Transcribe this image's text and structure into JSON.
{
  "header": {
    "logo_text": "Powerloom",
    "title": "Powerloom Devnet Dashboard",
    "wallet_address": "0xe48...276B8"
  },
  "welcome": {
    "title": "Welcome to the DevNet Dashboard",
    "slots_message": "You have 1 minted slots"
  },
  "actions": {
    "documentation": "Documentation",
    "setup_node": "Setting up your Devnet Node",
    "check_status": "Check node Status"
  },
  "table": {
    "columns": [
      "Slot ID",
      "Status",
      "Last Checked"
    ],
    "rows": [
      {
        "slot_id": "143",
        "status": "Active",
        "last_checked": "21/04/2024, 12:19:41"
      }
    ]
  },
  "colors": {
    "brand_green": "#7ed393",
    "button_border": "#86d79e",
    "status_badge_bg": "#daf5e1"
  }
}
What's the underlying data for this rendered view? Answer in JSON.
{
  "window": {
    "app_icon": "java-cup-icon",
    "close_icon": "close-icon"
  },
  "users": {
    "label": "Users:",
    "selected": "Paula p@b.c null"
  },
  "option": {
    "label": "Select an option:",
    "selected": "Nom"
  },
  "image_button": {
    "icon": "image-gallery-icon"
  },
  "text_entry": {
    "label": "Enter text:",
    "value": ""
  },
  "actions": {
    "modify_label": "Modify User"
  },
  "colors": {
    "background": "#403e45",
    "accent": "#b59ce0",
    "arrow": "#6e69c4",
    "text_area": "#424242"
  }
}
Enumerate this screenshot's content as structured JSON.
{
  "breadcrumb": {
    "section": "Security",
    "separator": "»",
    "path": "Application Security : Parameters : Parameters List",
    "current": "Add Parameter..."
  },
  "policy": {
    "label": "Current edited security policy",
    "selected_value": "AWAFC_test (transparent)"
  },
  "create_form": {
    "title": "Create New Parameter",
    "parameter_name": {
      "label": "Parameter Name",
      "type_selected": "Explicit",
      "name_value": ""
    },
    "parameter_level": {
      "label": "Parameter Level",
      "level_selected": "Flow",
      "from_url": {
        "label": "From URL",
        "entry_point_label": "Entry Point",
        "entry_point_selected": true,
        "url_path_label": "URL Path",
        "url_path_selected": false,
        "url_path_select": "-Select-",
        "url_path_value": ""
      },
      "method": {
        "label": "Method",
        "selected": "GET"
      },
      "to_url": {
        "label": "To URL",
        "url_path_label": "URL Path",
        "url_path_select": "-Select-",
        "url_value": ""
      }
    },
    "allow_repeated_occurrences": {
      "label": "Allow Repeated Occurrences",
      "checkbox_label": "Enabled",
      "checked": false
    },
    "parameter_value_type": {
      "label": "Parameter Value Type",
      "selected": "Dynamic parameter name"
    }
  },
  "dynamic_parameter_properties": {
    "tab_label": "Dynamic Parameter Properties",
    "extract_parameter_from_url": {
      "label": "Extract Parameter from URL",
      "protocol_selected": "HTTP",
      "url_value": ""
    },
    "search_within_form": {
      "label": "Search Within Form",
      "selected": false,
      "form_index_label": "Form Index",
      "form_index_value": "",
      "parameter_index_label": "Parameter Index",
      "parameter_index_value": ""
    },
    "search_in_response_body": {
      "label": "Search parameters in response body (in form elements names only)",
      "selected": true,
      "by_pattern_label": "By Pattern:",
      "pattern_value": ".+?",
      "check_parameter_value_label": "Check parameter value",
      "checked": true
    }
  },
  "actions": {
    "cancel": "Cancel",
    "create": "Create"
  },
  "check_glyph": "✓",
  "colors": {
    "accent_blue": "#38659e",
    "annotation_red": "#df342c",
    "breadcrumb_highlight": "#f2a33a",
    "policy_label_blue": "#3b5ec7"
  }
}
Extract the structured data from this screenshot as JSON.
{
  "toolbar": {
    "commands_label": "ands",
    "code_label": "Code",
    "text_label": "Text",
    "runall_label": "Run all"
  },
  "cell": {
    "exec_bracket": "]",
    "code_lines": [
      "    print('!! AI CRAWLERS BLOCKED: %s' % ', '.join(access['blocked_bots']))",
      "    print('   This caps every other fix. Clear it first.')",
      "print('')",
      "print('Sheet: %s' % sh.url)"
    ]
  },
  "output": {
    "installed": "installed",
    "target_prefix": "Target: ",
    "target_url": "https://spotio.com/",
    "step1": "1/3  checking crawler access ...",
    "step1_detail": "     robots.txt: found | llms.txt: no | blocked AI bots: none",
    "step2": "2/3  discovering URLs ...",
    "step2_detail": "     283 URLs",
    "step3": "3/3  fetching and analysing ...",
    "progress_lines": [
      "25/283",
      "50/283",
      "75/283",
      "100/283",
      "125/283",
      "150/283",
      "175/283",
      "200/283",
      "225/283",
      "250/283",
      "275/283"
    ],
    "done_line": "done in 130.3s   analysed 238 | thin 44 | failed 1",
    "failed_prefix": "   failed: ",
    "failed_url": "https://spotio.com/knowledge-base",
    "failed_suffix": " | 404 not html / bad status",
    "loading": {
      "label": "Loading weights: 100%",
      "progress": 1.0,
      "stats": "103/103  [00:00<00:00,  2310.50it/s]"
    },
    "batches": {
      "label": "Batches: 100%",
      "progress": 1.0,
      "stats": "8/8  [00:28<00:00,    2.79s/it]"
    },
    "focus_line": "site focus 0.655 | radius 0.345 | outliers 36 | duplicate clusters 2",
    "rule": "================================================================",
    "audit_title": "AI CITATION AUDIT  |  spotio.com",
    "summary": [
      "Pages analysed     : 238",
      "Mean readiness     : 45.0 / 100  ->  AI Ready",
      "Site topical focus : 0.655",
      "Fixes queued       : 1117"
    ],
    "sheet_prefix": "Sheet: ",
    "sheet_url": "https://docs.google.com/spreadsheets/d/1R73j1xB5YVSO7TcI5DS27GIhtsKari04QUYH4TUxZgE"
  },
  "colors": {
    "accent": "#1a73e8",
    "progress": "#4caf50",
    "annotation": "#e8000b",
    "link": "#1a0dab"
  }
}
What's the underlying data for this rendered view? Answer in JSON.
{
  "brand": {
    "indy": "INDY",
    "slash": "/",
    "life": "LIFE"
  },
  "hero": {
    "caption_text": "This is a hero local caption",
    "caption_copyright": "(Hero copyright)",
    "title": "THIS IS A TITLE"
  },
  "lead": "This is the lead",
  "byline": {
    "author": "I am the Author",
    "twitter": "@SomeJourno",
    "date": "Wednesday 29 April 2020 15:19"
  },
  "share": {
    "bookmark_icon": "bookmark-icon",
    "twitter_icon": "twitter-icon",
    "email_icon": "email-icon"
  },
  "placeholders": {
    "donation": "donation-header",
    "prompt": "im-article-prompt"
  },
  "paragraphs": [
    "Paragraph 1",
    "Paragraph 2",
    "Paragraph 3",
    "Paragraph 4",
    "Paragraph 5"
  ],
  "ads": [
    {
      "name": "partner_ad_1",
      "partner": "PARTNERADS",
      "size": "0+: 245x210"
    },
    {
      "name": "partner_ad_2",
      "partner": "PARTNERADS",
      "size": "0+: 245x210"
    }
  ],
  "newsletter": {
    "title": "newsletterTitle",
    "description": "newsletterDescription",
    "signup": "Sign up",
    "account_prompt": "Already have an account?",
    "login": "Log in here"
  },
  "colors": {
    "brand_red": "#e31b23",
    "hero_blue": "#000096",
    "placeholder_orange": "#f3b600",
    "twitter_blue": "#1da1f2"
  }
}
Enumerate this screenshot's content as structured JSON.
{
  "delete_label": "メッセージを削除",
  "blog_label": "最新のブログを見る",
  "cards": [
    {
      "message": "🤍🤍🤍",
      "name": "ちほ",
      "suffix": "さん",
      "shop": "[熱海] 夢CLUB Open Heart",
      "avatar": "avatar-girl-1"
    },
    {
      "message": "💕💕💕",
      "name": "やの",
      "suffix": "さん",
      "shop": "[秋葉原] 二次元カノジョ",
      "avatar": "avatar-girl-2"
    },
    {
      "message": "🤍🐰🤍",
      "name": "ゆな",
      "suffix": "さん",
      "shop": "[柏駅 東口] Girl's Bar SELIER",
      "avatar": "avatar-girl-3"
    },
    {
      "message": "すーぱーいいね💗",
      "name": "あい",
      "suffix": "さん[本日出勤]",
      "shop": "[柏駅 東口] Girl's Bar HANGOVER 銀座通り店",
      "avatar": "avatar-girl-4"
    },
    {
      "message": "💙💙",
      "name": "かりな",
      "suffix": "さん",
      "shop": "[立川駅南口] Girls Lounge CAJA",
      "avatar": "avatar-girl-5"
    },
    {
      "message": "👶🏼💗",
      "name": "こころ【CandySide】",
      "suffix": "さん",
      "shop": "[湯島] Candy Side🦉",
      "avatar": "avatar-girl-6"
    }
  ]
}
|---|
### SET PROBLEM
Which lines in the data above contain "shop"? Show each one.

### THE RESPONSE
      "shop": "[熱海] 夢CLUB Open Heart",
      "shop": "[秋葉原] 二次元カノジョ",
      "shop": "[柏駅 東口] Girl's Bar SELIER",
      "shop": "[柏駅 東口] Girl's Bar HANGOVER 銀座通り店",
      "shop": "[立川駅南口] Girls Lounge CAJA",
      "shop": "[湯島] Candy Side🦉",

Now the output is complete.